Requirement: The records are to be restated in their entirety, word for word.

Stored entries:
....

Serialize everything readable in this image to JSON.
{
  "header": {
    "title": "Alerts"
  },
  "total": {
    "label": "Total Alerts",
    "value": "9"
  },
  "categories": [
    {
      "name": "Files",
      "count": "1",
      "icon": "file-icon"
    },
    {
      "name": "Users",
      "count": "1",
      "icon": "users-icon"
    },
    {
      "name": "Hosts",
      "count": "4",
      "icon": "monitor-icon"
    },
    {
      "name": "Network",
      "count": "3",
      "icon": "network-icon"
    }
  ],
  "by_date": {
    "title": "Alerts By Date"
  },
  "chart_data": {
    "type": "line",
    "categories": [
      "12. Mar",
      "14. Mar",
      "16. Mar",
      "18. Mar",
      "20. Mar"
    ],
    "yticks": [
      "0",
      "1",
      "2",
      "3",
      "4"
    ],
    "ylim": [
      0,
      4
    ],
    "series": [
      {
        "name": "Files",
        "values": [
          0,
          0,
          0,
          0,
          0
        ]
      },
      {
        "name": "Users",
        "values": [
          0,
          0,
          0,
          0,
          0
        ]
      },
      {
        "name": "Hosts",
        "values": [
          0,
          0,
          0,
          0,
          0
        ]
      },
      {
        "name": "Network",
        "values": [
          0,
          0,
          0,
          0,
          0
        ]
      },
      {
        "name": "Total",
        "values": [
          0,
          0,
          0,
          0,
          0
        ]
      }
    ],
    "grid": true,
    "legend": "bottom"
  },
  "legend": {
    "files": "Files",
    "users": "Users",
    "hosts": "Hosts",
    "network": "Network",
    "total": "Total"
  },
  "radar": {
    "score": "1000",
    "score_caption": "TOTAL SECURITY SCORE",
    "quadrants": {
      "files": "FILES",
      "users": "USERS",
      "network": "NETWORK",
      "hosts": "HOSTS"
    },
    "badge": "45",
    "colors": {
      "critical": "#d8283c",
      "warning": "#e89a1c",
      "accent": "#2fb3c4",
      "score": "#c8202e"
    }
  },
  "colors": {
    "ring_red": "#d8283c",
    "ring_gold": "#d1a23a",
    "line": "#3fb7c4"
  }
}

....

Solution for this exercise:
Serialize everything readable in this image to JSON.
{
  "header": {
    "title": "Alerts"
  },
  "total": {
    "label": "Total Alerts",
    "value": "9"
  },
  "categories": [
    {
      "name": "Files",
      "count": "1",
      "icon": "file-icon"
    },
    {
      "name": "Users",
      "count": "1",
      "icon": "users-icon"
    },
    {
      "name": "Hosts",
      "count": "4",
      "icon": "monitor-icon"
    },
    {
      "name": "Network",
      "count": "3",
      "icon": "network-icon"
    }
  ],
  "by_date": {
    "title": "Alerts By Date"
  },
  "chart_data": {
    "type": "line",
    "categories": [
      "12. Mar",
      "14. Mar",
      "16. Mar",
      "18. Mar",
      "20. Mar"
    ],
    "yticks": [
      "0",
      "1",
      "2",
      "3",
      "4"
    ],
    "ylim": [
      0,
      4
    ],
    "series": [
      {
        "name": "Files",
        "values": [
          0,
          0,
          0,
          0,
          0
        ]
      },
      {
        "name": "Users",
        "values": [
          0,
          0,
          0,
          0,
          0
        ]
      },
      {
        "name": "Hosts",
        "values": [
          0,
          0,
          0,
          0,
          0
        ]
      },
      {
        "name": "Network",
        "values": [
          0,
          0,
          0,
          0,
          0
        ]
      },
      {
        "name": "Total",
        "values": [
          0,
          0,
          0,
          0,
          0
        ]
      }
    ],
    "grid": true,
    "legend": "bottom"
  },
  "legend": {
    "files": "Files",
    "users": "Users",
    "hosts": "Hosts",
    "network": "Network",
    "total": "Total"
  },
  "radar": {
    "score": "1000",
    "score_caption": "TOTAL SECURITY SCORE",
    "quadrants": {
      "files": "FILES",
      "users": "USERS",
      "network": "NETWORK",
      "hosts": "HOSTS"
    },
    "badge": "45",
    "colors": {
      "critical": "#d8283c",
      "warning": "#e89a1c",
      "accent": "#2fb3c4",
      "score": "#c8202e"
    }
  },
  "colors": {
    "ring_red": "#d8283c",
    "ring_gold": "#d1a23a",
    "line": "#3fb7c4"
  }
}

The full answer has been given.